◆ **EXERCISE OBJECTIVE**:
Retype the records below word for word and omit any image.

◆ **GIVEN DATA**:
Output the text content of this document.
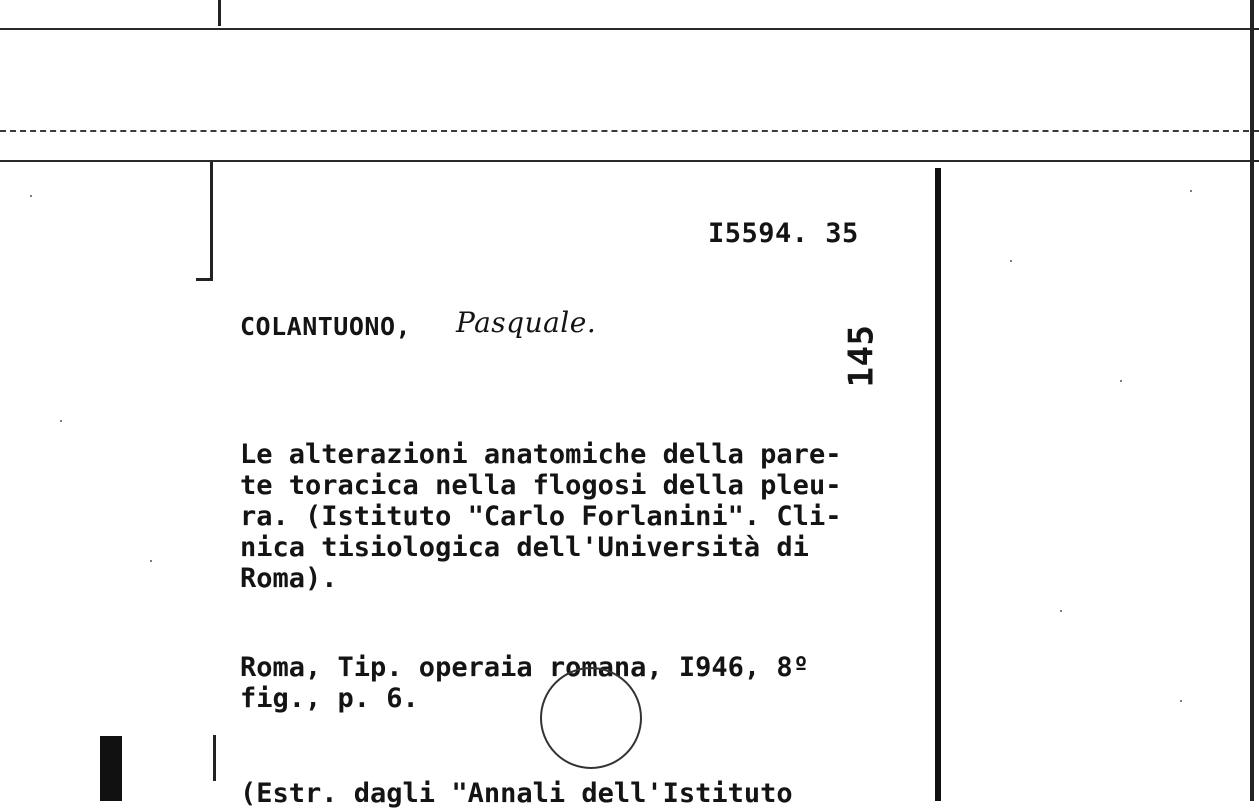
I5594. 35
COLANTUONO, Pasquale.
145
Le alterazioni anatomiche della pare-
te toracica nella flogosi della pleu-
ra. (Istituto "Carlo Forlanini". Cli-
nica tisiologica dell'Università di
Roma).
Roma, Tip. operaia romana, I946, 8º
fig., p. 6.
(Estr. dagli "Annali dell'Istituto
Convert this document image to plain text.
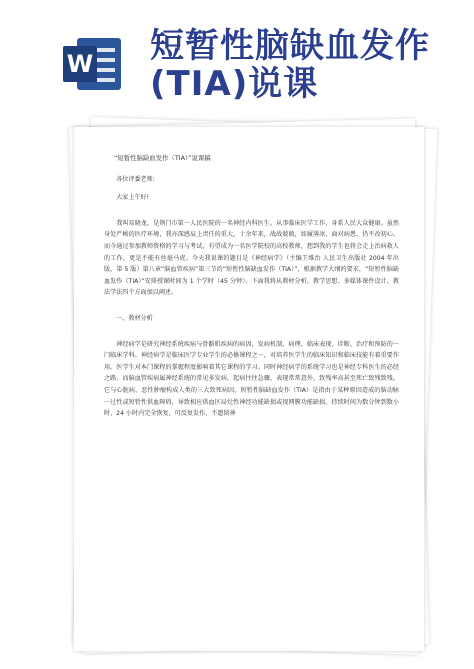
W 短暂性脑缺血发作
(TIA)说课
“短暂性脑缺血发作（TIA）”说课稿

各位评委老师:

大家上午好!

我叫易晓龙，是荆门市第一人民医院的一名神经内科医生。从事临床医学工作，身系人民大众健康。虽然身处严峻的医疗环境，我亦深感肩上责任的重大，十余年来，战战兢兢，如履薄冰，面对病患，仍不改初心。而今通过参加教师资格的学习与考试，有望成为一名医学院校的高校教师，想到我的学生也将会走上治病救人的工作，更是不能有丝毫马虎。今天我说课的题目是《神经病学》（主编王维治 人民卫生出版社 2004 年出版，第 5 版）第八章“脑血管疾病”第三节的“短暂性脑缺血发作（TIA）”，根据教学大纲的要求，“短暂性脑缺血发作（TIA）”安排授课时间为 1 个学时（45 分钟）。下面我将从教材分析、教学思想、多媒体课件设计、教法学法四个方面加以阐述。

一、教材分析

神经病学是研究神经系统疾病与骨骼肌疾病的病因、发病机制、病理、临床表现、诊断、治疗和预防的一门临床学科。神经病学是临床医学专业学生的必修课程之一，对培养医学生的临床知识和临床技能有着重要作用。医学生对本门课程的掌握程度影响着其它课程的学习。同时神经病学的系统学习也是神经专科医生的必经之路。而脑血管疾病属神经系统的常见多发病，起病往往急骤，表现常常意外，致残率高甚至死亡致残致残。它与心脏病、恶性肿瘤构成人类的三大致死病因。短暂性脑缺血发作（TIA）是指由于某种原因造成的脑动脉一过性或短暂性供血障碍，导致相应供血区局灶性神经功能缺损或视网膜功能缺损。持续时间为数分钟到数小时，24 小时内完全恢复，可反复发作，不遗留神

◆ **SOLUTION BELOW**:
Output the text content of this document.
I5594. 35
COLANTUONO, Pasquale.
145
Le alterazioni anatomiche della pare-
te toracica nella flogosi della pleu-
ra. (Istituto "Carlo Forlanini". Cli-
nica tisiologica dell'Università di
Roma).
Roma, Tip. operaia romana, I946, 8º
fig., p. 6.
(Estr. dagli "Annali dell'Istituto
Convert this document image to plain text.
W 短暂性脑缺血发作
(TIA)说课
“短暂性脑缺血发作（TIA）”说课稿

各位评委老师:

大家上午好!

我叫易晓龙，是荆门市第一人民医院的一名神经内科医生。从事临床医学工作，身系人民大众健康。虽然身处严峻的医疗环境，我亦深感肩上责任的重大，十余年来，战战兢兢，如履薄冰，面对病患，仍不改初心。而今通过参加教师资格的学习与考试，有望成为一名医学院校的高校教师，想到我的学生也将会走上治病救人的工作，更是不能有丝毫马虎。今天我说课的题目是《神经病学》（主编王维治 人民卫生出版社 2004 年出版，第 5 版）第八章“脑血管疾病”第三节的“短暂性脑缺血发作（TIA）”，根据教学大纲的要求，“短暂性脑缺血发作（TIA）”安排授课时间为 1 个学时（45 分钟）。下面我将从教材分析、教学思想、多媒体课件设计、教法学法四个方面加以阐述。

一、教材分析

神经病学是研究神经系统疾病与骨骼肌疾病的病因、发病机制、病理、临床表现、诊断、治疗和预防的一门临床学科。神经病学是临床医学专业学生的必修课程之一，对培养医学生的临床知识和临床技能有着重要作用。医学生对本门课程的掌握程度影响着其它课程的学习。同时神经病学的系统学习也是神经专科医生的必经之路。而脑血管疾病属神经系统的常见多发病，起病往往急骤，表现常常意外，致残率高甚至死亡致残致残。它与心脏病、恶性肿瘤构成人类的三大致死病因。短暂性脑缺血发作（TIA）是指由于某种原因造成的脑动脉一过性或短暂性供血障碍，导致相应供血区局灶性神经功能缺损或视网膜功能缺损。持续时间为数分钟到数小时，24 小时内完全恢复，可反复发作，不遗留神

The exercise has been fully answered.